■ **Exercise instructions**:
Return the entries below verbatim. Pictures stay out.

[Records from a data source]

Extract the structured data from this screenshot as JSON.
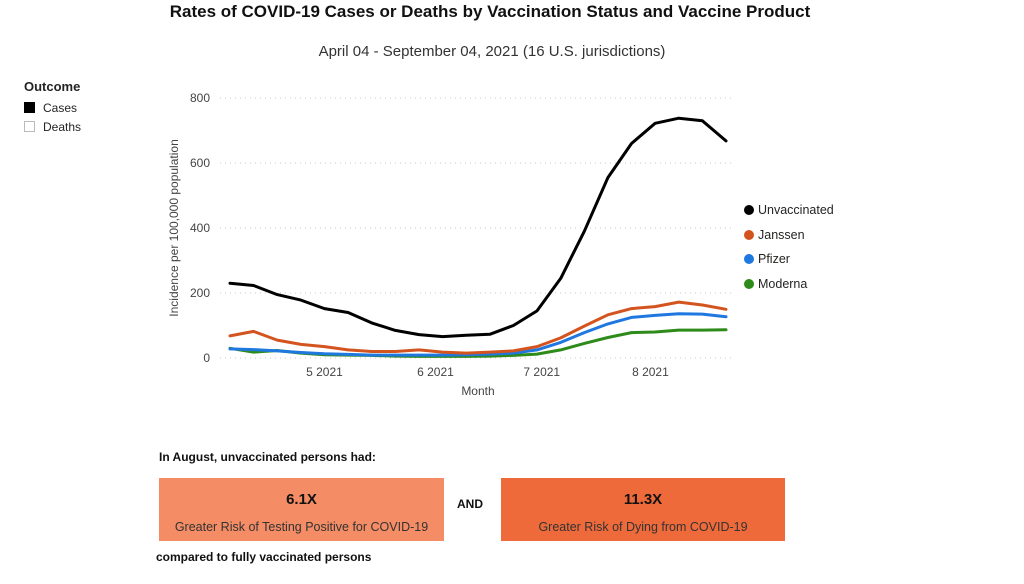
{
  "header": {
    "title": "Rates of COVID-19 Cases or Deaths by Vaccination Status and Vaccine Product",
    "subtitle": "April 04 - September 04, 2021 (16 U.S. jurisdictions)"
  },
  "outcome_filter": {
    "title": "Outcome",
    "items": [
      {
        "label": "Cases",
        "selected": true
      },
      {
        "label": "Deaths",
        "selected": false
      }
    ]
  },
  "chart_data": {
    "type": "line",
    "title": "Rates of COVID-19 Cases or Deaths by Vaccination Status and Vaccine Product",
    "xlabel": "Month",
    "ylabel": "Incidence per 100,000 population",
    "ylim": [
      0,
      800
    ],
    "yticks": [
      0,
      200,
      400,
      600,
      800
    ],
    "xticks": [
      {
        "label": "5 2021",
        "index": 4
      },
      {
        "label": "6 2021",
        "index": 8.7
      },
      {
        "label": "7 2021",
        "index": 13.2
      },
      {
        "label": "8 2021",
        "index": 17.8
      }
    ],
    "x_count": 23,
    "grid": true,
    "legend_position": "right",
    "series": [
      {
        "name": "Unvaccinated",
        "color": "#000000",
        "values": [
          230,
          223,
          195,
          178,
          152,
          140,
          108,
          85,
          72,
          66,
          70,
          73,
          100,
          145,
          245,
          390,
          555,
          660,
          722,
          738,
          730,
          668,
          668
        ]
      },
      {
        "name": "Janssen",
        "color": "#d4541f",
        "values": [
          68,
          82,
          55,
          42,
          35,
          25,
          20,
          20,
          25,
          18,
          15,
          18,
          22,
          35,
          62,
          98,
          133,
          152,
          158,
          172,
          163,
          150,
          150
        ]
      },
      {
        "name": "Pfizer",
        "color": "#1f77e0",
        "values": [
          28,
          26,
          22,
          17,
          13,
          11,
          9,
          9,
          9,
          9,
          10,
          12,
          15,
          25,
          48,
          78,
          105,
          125,
          131,
          136,
          135,
          127,
          127
        ]
      },
      {
        "name": "Moderna",
        "color": "#2e8b1a",
        "values": [
          30,
          18,
          23,
          15,
          10,
          9,
          8,
          6,
          5,
          5,
          5,
          6,
          8,
          12,
          25,
          45,
          63,
          78,
          80,
          86,
          86,
          87,
          87
        ]
      }
    ]
  },
  "summary": {
    "lead": "In August, unvaccinated persons had:",
    "cards": [
      {
        "value": "6.1X",
        "label": "Greater Risk of Testing Positive for COVID-19",
        "color": "#f48c65"
      },
      {
        "value": "11.3X",
        "label": "Greater Risk of Dying from COVID-19",
        "color": "#ee6a3a"
      }
    ],
    "connector": "AND",
    "footer": "compared to fully vaccinated persons"
  }
}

■ **Worked solution**:
Extract the structured data from this screenshot as JSON.
{
  "header": {
    "title": "Rates of COVID-19 Cases or Deaths by Vaccination Status and Vaccine Product",
    "subtitle": "April 04 - September 04, 2021 (16 U.S. jurisdictions)"
  },
  "outcome_filter": {
    "title": "Outcome",
    "items": [
      {
        "label": "Cases",
        "selected": true
      },
      {
        "label": "Deaths",
        "selected": false
      }
    ]
  },
  "chart_data": {
    "type": "line",
    "title": "Rates of COVID-19 Cases or Deaths by Vaccination Status and Vaccine Product",
    "xlabel": "Month",
    "ylabel": "Incidence per 100,000 population",
    "ylim": [
      0,
      800
    ],
    "yticks": [
      0,
      200,
      400,
      600,
      800
    ],
    "xticks": [
      {
        "label": "5 2021",
        "index": 4
      },
      {
        "label": "6 2021",
        "index": 8.7
      },
      {
        "label": "7 2021",
        "index": 13.2
      },
      {
        "label": "8 2021",
        "index": 17.8
      }
    ],
    "x_count": 23,
    "grid": true,
    "legend_position": "right",
    "series": [
      {
        "name": "Unvaccinated",
        "color": "#000000",
        "values": [
          230,
          223,
          195,
          178,
          152,
          140,
          108,
          85,
          72,
          66,
          70,
          73,
          100,
          145,
          245,
          390,
          555,
          660,
          722,
          738,
          730,
          668,
          668
        ]
      },
      {
        "name": "Janssen",
        "color": "#d4541f",
        "values": [
          68,
          82,
          55,
          42,
          35,
          25,
          20,
          20,
          25,
          18,
          15,
          18,
          22,
          35,
          62,
          98,
          133,
          152,
          158,
          172,
          163,
          150,
          150
        ]
      },
      {
        "name": "Pfizer",
        "color": "#1f77e0",
        "values": [
          28,
          26,
          22,
          17,
          13,
          11,
          9,
          9,
          9,
          9,
          10,
          12,
          15,
          25,
          48,
          78,
          105,
          125,
          131,
          136,
          135,
          127,
          127
        ]
      },
      {
        "name": "Moderna",
        "color": "#2e8b1a",
        "values": [
          30,
          18,
          23,
          15,
          10,
          9,
          8,
          6,
          5,
          5,
          5,
          6,
          8,
          12,
          25,
          45,
          63,
          78,
          80,
          86,
          86,
          87,
          87
        ]
      }
    ]
  },
  "summary": {
    "lead": "In August, unvaccinated persons had:",
    "cards": [
      {
        "value": "6.1X",
        "label": "Greater Risk of Testing Positive for COVID-19",
        "color": "#f48c65"
      },
      {
        "value": "11.3X",
        "label": "Greater Risk of Dying from COVID-19",
        "color": "#ee6a3a"
      }
    ],
    "connector": "AND",
    "footer": "compared to fully vaccinated persons"
  }
}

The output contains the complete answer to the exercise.